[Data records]
§ §

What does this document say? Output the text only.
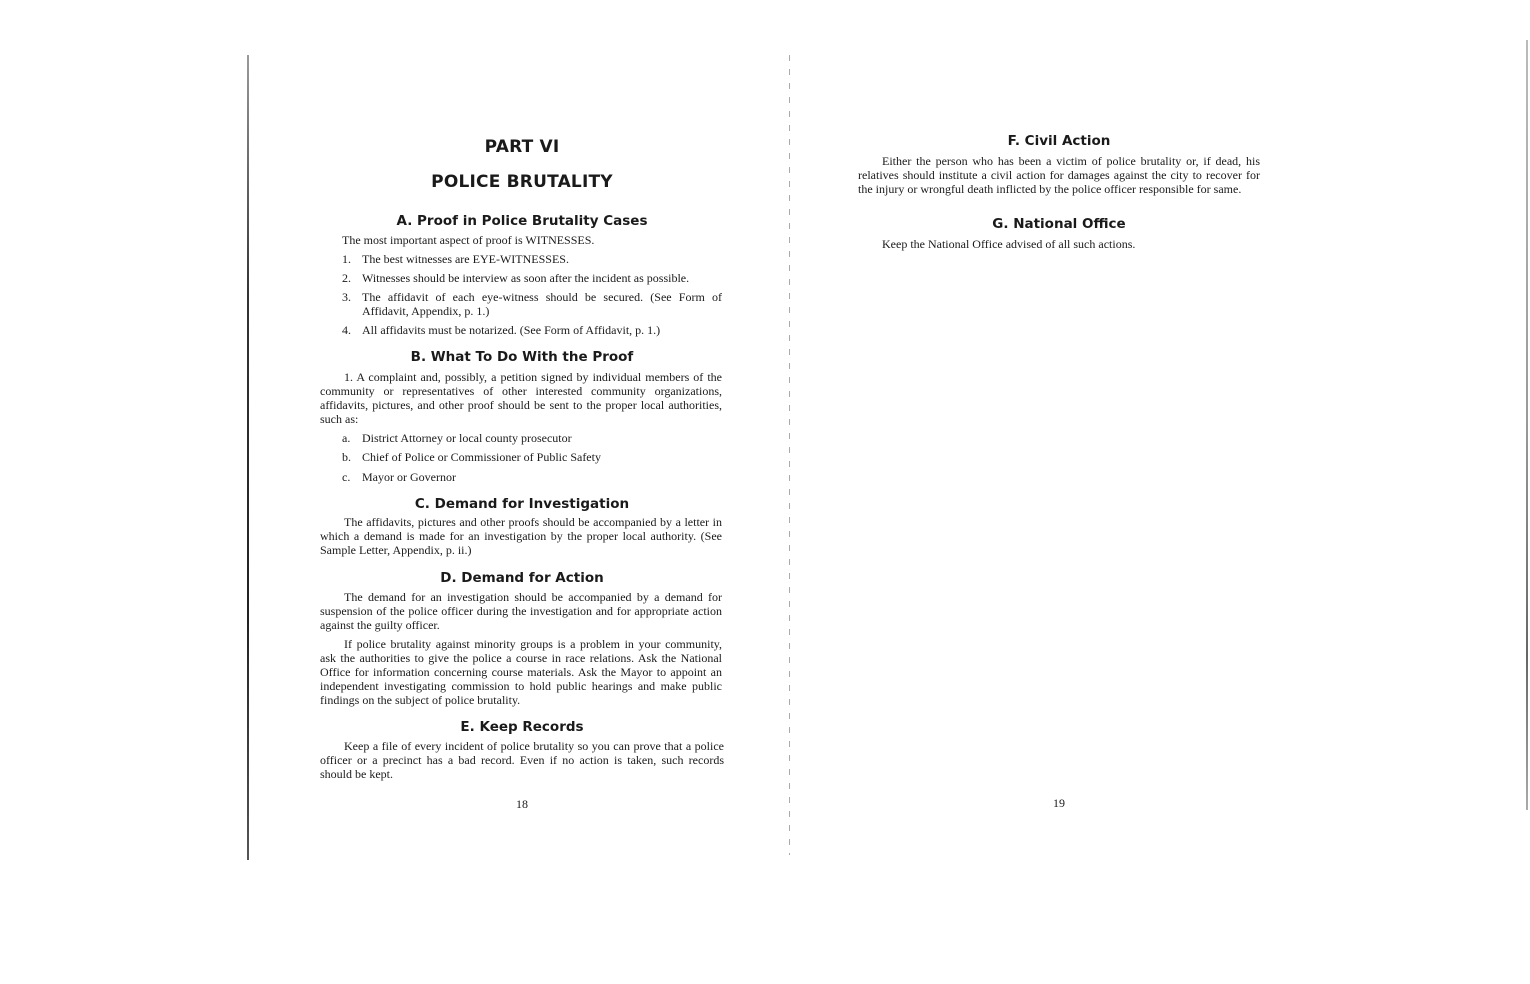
PART VI
POLICE BRUTALITY
A. Proof in Police Brutality Cases
The most important aspect of proof is WITNESSES.
1. The best witnesses are EYE-WITNESSES.
2. Witnesses should be interview as soon after the incident as possible.
3. The affidavit of each eye-witness should be secured. (See Form of Affidavit, Appendix, p. 1.)
4. All affidavits must be notarized. (See Form of Affidavit, p. 1.)
B. What To Do With the Proof
1. A complaint and, possibly, a petition signed by individual members of the community or representatives of other interested community organizations, affidavits, pictures, and other proof should be sent to the proper local authorities, such as:
a. District Attorney or local county prosecutor
b. Chief of Police or Commissioner of Public Safety
c. Mayor or Governor
C. Demand for Investigation
The affidavits, pictures and other proofs should be accompanied by a letter in which a demand is made for an investigation by the proper local authority. (See Sample Letter, Appendix, p. ii.)
D. Demand for Action
The demand for an investigation should be accompanied by a demand for suspension of the police officer during the investigation and for appropriate action against the guilty officer.
If police brutality against minority groups is a problem in your community, ask the authorities to give the police a course in race relations. Ask the National Office for information concerning course materials. Ask the Mayor to appoint an independent investigating commission to hold public hearings and make public findings on the subject of police brutality.
E. Keep Records
Keep a file of every incident of police brutality so you can prove that a police officer or a precinct has a bad record. Even if no action is taken, such records should be kept.
18
F. Civil Action
Either the person who has been a victim of police brutality or, if dead, his relatives should institute a civil action for damages against the city to recover for the injury or wrongful death inflicted by the police officer responsible for same.
G. National Office
Keep the National Office advised of all such actions.
19
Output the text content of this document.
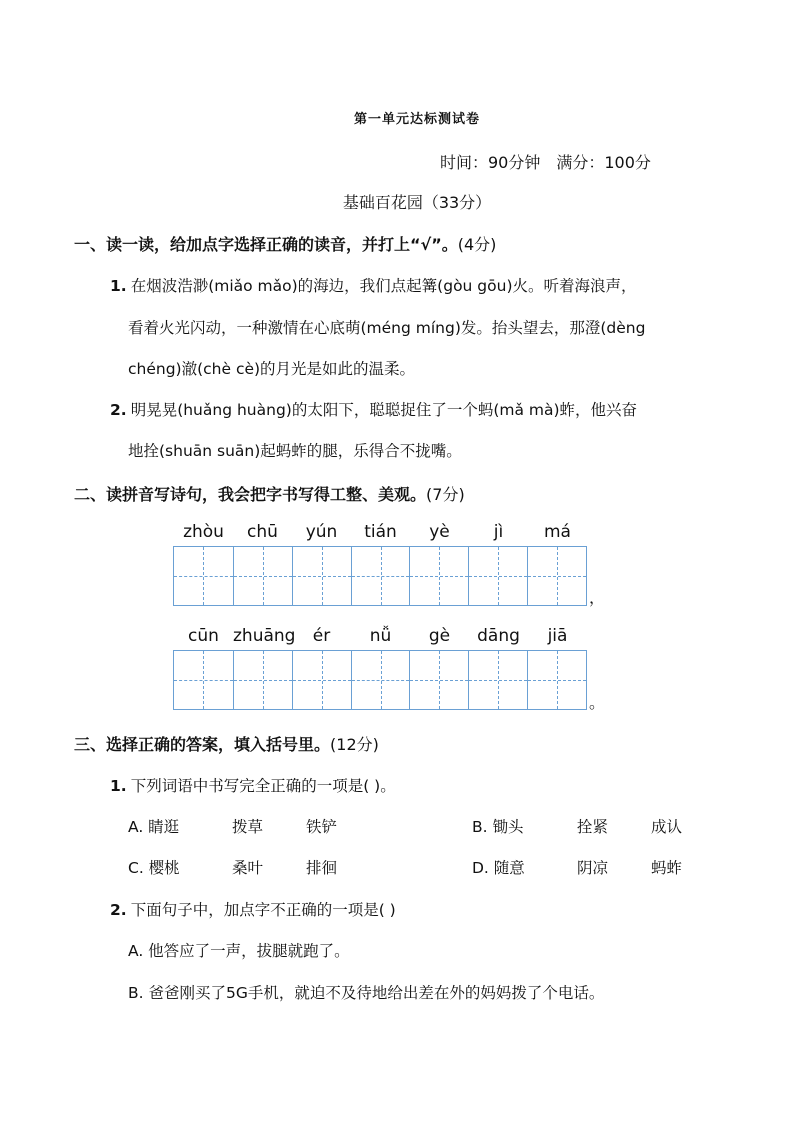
第一单元达标测试卷
时间：90分钟 满分：100分
基础百花园（33分）
一、读一读，给加点字选择正确的读音，并打上“√”。(4分)
1. 在烟波浩渺(miǎo mǎo)的海边，我们点起篝(gòu gōu)火。听着海浪声，
看着火光闪动，一种激情在心底萌(méng míng)发。抬头望去，那澄(dèng
chéng)澈(chè cè)的月光是如此的温柔。
2. 明晃晃(huǎng huàng)的太阳下，聪聪捉住了一个蚂(mǎ mà)蚱，他兴奋
地拴(shuān suān)起蚂蚱的腿，乐得合不拢嘴。
二、读拼音写诗句，我会把字书写得工整、美观。(7分)
zhòu	chū	yún	tián	yè	jì	má
，
cūn zhuāng	ér	nǚ	gè	dāng	jiā
。
三、选择正确的答案，填入括号里。(12分)
1. 下列词语中书写完全正确的一项是( )。
A. 睛逛	拨草	铁铲	B. 锄头	拴紧	成认
C. 樱桃	桑叶	排徊	D. 随意	阴凉	蚂蚱
2. 下面句子中，加点字不正确的一项是( )
A. 他答应了一声，拔腿就跑了。
B. 爸爸刚买了5G手机，就迫不及待地给出差在外的妈妈拨了个电话。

§ §

Reproduce all the entries that precede this task, word for word, minus any pictures.

→ EXERCISE RESULT
What does this document say? Output the text only.
PART VI
POLICE BRUTALITY
A. Proof in Police Brutality Cases
The most important aspect of proof is WITNESSES.
1. The best witnesses are EYE-WITNESSES.
2. Witnesses should be interview as soon after the incident as possible.
3. The affidavit of each eye-witness should be secured. (See Form of Affidavit, Appendix, p. 1.)
4. All affidavits must be notarized. (See Form of Affidavit, p. 1.)
B. What To Do With the Proof
1. A complaint and, possibly, a petition signed by individual members of the community or representatives of other interested community organizations, affidavits, pictures, and other proof should be sent to the proper local authorities, such as:
a. District Attorney or local county prosecutor
b. Chief of Police or Commissioner of Public Safety
c. Mayor or Governor
C. Demand for Investigation
The affidavits, pictures and other proofs should be accompanied by a letter in which a demand is made for an investigation by the proper local authority. (See Sample Letter, Appendix, p. ii.)
D. Demand for Action
The demand for an investigation should be accompanied by a demand for suspension of the police officer during the investigation and for appropriate action against the guilty officer.
If police brutality against minority groups is a problem in your community, ask the authorities to give the police a course in race relations. Ask the National Office for information concerning course materials. Ask the Mayor to appoint an independent investigating commission to hold public hearings and make public findings on the subject of police brutality.
E. Keep Records
Keep a file of every incident of police brutality so you can prove that a police officer or a precinct has a bad record. Even if no action is taken, such records should be kept.
18
F. Civil Action
Either the person who has been a victim of police brutality or, if dead, his relatives should institute a civil action for damages against the city to recover for the injury or wrongful death inflicted by the police officer responsible for same.
G. National Office
Keep the National Office advised of all such actions.
19
Output the text content of this document.
第一单元达标测试卷
时间：90分钟 满分：100分
基础百花园（33分）
一、读一读，给加点字选择正确的读音，并打上“√”。(4分)
1. 在烟波浩渺(miǎo mǎo)的海边，我们点起篝(gòu gōu)火。听着海浪声，
看着火光闪动，一种激情在心底萌(méng míng)发。抬头望去，那澄(dèng
chéng)澈(chè cè)的月光是如此的温柔。
2. 明晃晃(huǎng huàng)的太阳下，聪聪捉住了一个蚂(mǎ mà)蚱，他兴奋
地拴(shuān suān)起蚂蚱的腿，乐得合不拢嘴。
二、读拼音写诗句，我会把字书写得工整、美观。(7分)
zhòu	chū	yún	tián	yè	jì	má
，
cūn zhuāng	ér	nǚ	gè	dāng	jiā
。
三、选择正确的答案，填入括号里。(12分)
1. 下列词语中书写完全正确的一项是( )。
A. 睛逛	拨草	铁铲	B. 锄头	拴紧	成认
C. 樱桃	桑叶	排徊	D. 随意	阴凉	蚂蚱
2. 下面句子中，加点字不正确的一项是( )
A. 他答应了一声，拔腿就跑了。
B. 爸爸刚买了5G手机，就迫不及待地给出差在外的妈妈拨了个电话。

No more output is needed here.